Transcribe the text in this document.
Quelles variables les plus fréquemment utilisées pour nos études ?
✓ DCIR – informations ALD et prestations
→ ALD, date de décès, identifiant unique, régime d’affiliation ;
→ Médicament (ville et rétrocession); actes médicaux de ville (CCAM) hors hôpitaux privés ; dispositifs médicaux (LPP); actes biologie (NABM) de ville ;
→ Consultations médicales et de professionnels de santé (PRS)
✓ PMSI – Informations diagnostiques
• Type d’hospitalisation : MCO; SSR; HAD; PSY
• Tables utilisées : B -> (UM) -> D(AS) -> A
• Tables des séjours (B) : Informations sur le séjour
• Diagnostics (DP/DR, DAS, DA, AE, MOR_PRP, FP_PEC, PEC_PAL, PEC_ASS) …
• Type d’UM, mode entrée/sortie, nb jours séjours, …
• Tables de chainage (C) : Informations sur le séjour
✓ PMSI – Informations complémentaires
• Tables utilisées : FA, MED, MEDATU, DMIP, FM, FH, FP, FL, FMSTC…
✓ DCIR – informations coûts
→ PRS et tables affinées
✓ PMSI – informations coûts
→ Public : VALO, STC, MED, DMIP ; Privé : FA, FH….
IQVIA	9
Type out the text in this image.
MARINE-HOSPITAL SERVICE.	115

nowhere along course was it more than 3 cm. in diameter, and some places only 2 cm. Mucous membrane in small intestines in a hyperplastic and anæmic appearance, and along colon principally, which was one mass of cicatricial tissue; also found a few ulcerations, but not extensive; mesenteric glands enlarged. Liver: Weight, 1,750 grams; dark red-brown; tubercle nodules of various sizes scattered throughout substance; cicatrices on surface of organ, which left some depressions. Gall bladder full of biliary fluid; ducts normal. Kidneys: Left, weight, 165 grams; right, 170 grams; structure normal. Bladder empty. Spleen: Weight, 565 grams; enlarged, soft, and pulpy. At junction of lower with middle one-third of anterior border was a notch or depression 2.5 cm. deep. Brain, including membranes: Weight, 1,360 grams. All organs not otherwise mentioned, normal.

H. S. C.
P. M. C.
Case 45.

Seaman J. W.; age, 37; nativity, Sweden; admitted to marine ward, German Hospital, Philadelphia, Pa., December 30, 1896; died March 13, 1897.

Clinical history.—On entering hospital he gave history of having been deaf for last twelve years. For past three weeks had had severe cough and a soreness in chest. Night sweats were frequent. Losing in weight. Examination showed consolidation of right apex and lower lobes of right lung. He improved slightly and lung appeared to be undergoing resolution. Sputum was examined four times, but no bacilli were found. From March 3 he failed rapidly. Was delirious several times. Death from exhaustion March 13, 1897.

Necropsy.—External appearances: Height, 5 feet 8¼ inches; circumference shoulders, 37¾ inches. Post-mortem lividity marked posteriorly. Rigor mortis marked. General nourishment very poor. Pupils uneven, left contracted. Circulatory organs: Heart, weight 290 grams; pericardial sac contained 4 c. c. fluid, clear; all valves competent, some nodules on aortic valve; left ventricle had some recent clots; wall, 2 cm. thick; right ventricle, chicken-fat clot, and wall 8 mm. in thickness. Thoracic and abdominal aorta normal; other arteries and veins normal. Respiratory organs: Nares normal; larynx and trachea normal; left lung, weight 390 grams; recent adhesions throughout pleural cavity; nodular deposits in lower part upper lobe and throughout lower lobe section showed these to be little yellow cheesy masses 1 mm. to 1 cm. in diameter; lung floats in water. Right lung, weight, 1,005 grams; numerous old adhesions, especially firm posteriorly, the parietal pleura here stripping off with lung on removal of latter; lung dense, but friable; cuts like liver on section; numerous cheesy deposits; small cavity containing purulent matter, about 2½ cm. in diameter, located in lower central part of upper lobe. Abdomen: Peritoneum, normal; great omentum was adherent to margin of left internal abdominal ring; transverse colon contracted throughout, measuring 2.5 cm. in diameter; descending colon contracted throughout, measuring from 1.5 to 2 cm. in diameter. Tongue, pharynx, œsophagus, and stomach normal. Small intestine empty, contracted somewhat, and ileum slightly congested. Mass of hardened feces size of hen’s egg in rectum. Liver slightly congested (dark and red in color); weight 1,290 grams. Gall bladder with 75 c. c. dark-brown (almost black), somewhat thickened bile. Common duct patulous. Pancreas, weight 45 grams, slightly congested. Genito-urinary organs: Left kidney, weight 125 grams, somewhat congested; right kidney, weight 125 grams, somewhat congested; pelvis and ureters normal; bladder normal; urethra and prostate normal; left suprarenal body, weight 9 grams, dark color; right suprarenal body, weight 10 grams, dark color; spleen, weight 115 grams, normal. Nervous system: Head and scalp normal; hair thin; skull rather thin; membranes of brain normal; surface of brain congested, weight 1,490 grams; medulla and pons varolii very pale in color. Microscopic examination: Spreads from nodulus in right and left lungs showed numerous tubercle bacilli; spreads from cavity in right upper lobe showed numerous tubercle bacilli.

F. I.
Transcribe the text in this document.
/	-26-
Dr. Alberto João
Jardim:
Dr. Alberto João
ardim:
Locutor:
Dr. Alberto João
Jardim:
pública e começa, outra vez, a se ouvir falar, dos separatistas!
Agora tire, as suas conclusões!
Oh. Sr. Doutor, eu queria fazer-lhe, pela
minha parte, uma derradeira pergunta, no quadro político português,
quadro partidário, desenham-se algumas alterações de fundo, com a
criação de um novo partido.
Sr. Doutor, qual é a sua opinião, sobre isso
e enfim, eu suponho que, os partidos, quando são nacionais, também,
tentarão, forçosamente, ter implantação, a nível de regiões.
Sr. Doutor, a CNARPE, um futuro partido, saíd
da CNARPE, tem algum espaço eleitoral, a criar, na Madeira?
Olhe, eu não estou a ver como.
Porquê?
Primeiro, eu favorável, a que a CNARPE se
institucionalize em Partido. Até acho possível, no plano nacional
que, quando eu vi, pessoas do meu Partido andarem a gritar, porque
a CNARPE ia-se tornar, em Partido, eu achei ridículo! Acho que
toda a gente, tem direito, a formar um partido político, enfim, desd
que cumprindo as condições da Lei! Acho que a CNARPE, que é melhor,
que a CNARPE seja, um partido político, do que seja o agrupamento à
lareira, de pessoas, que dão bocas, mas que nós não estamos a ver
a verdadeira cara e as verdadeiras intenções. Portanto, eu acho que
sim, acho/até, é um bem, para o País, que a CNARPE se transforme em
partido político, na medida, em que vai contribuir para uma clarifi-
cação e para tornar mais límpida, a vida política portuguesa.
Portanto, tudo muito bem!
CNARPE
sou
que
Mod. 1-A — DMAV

◆ ◆ ◆ ◆ ◆ ◆ ◆

### [Stated exercise]
Look through the material above and work out how many of its lines contain "político". State the number only.

### [Right answer]
4